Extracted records
------------------------------------------------
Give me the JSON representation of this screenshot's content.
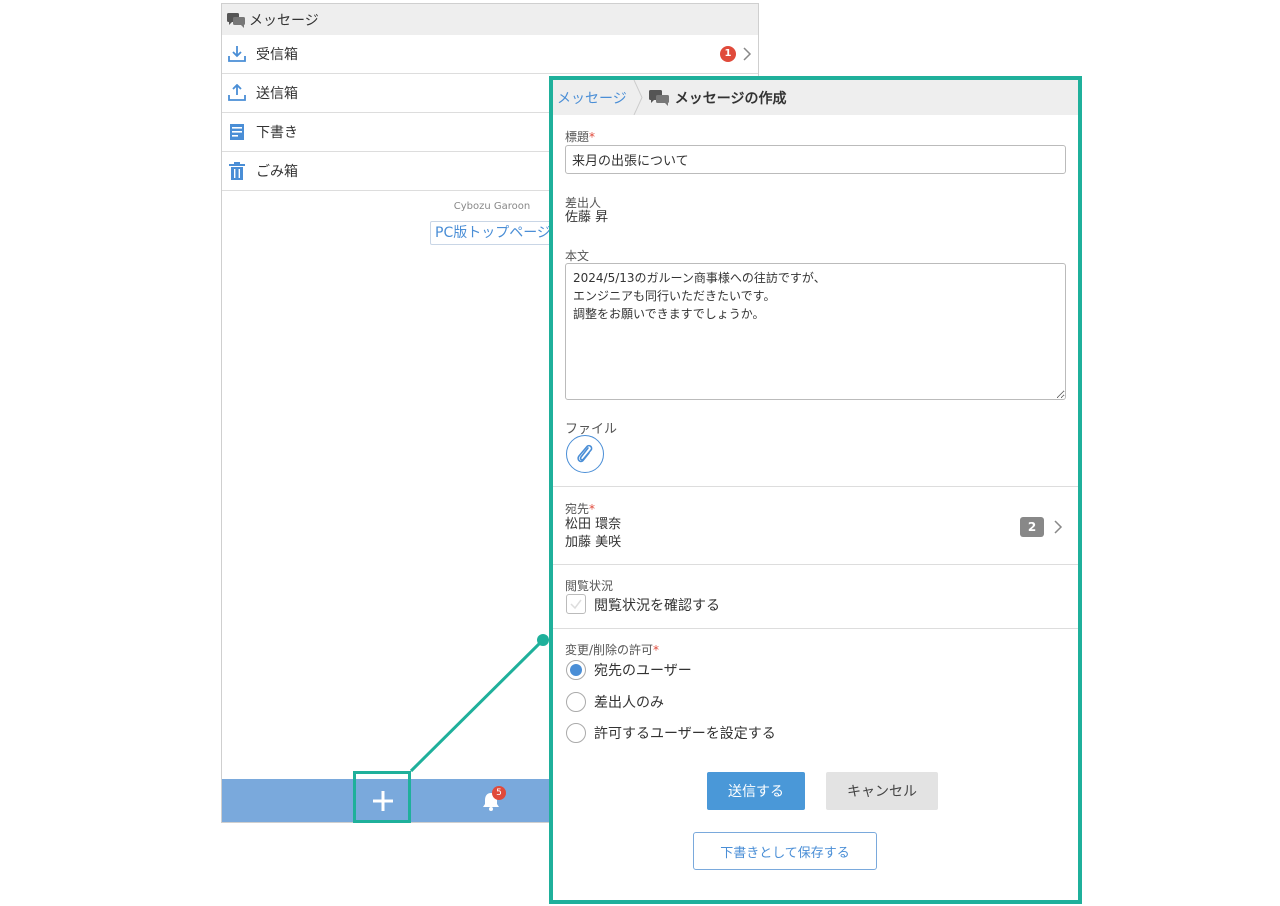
{
  "background_screen": {
    "header_title": "メッセージ",
    "folders": [
      {
        "label": "受信箱",
        "icon": "inbox-download-icon",
        "unread": "1"
      },
      {
        "label": "送信箱",
        "icon": "outbox-upload-icon"
      },
      {
        "label": "下書き",
        "icon": "draft-document-icon"
      },
      {
        "label": "ごみ箱",
        "icon": "trash-icon"
      }
    ],
    "product_name": "Cybozu Garoon",
    "pc_top_link": "PC版トップページ",
    "footer": {
      "new_button_icon": "plus-icon",
      "notification_count": "5"
    }
  },
  "compose": {
    "breadcrumb_link": "メッセージ",
    "breadcrumb_title": "メッセージの作成",
    "subject_label": "標題",
    "subject_value": "来月の出張について",
    "sender_label": "差出人",
    "sender_value": "佐藤 昇",
    "body_label": "本文",
    "body_value": "2024/5/13のガルーン商事様への往訪ですが、\nエンジニアも同行いただきたいです。\n調整をお願いできますでしょうか。",
    "file_label": "ファイル",
    "to_label": "宛先",
    "to_recipients": [
      "松田 環奈",
      "加藤 美咲"
    ],
    "to_count": "2",
    "read_status_label": "閲覧状況",
    "read_status_option": "閲覧状況を確認する",
    "permission_label": "変更/削除の許可",
    "permission_options": [
      "宛先のユーザー",
      "差出人のみ",
      "許可するユーザーを設定する"
    ],
    "permission_selected": "宛先のユーザー",
    "send_label": "送信する",
    "cancel_label": "キャンセル",
    "draft_label": "下書きとして保存する",
    "required_mark": "*"
  },
  "colors": {
    "highlight": "#1fb09b",
    "accent_blue": "#4a98d8",
    "footer_blue": "#7aa9dc",
    "badge_red": "#e04a3b"
  }
}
------------------------------------------------
**Challenge**
Exclude the pictures and transcribe all of the entries exactly.

**Response to the task**
Give me the JSON representation of this screenshot's content.
{
  "background_screen": {
    "header_title": "メッセージ",
    "folders": [
      {
        "label": "受信箱",
        "icon": "inbox-download-icon",
        "unread": "1"
      },
      {
        "label": "送信箱",
        "icon": "outbox-upload-icon"
      },
      {
        "label": "下書き",
        "icon": "draft-document-icon"
      },
      {
        "label": "ごみ箱",
        "icon": "trash-icon"
      }
    ],
    "product_name": "Cybozu Garoon",
    "pc_top_link": "PC版トップページ",
    "footer": {
      "new_button_icon": "plus-icon",
      "notification_count": "5"
    }
  },
  "compose": {
    "breadcrumb_link": "メッセージ",
    "breadcrumb_title": "メッセージの作成",
    "subject_label": "標題",
    "subject_value": "来月の出張について",
    "sender_label": "差出人",
    "sender_value": "佐藤 昇",
    "body_label": "本文",
    "body_value": "2024/5/13のガルーン商事様への往訪ですが、\nエンジニアも同行いただきたいです。\n調整をお願いできますでしょうか。",
    "file_label": "ファイル",
    "to_label": "宛先",
    "to_recipients": [
      "松田 環奈",
      "加藤 美咲"
    ],
    "to_count": "2",
    "read_status_label": "閲覧状況",
    "read_status_option": "閲覧状況を確認する",
    "permission_label": "変更/削除の許可",
    "permission_options": [
      "宛先のユーザー",
      "差出人のみ",
      "許可するユーザーを設定する"
    ],
    "permission_selected": "宛先のユーザー",
    "send_label": "送信する",
    "cancel_label": "キャンセル",
    "draft_label": "下書きとして保存する",
    "required_mark": "*"
  },
  "colors": {
    "highlight": "#1fb09b",
    "accent_blue": "#4a98d8",
    "footer_blue": "#7aa9dc",
    "badge_red": "#e04a3b"
  }
}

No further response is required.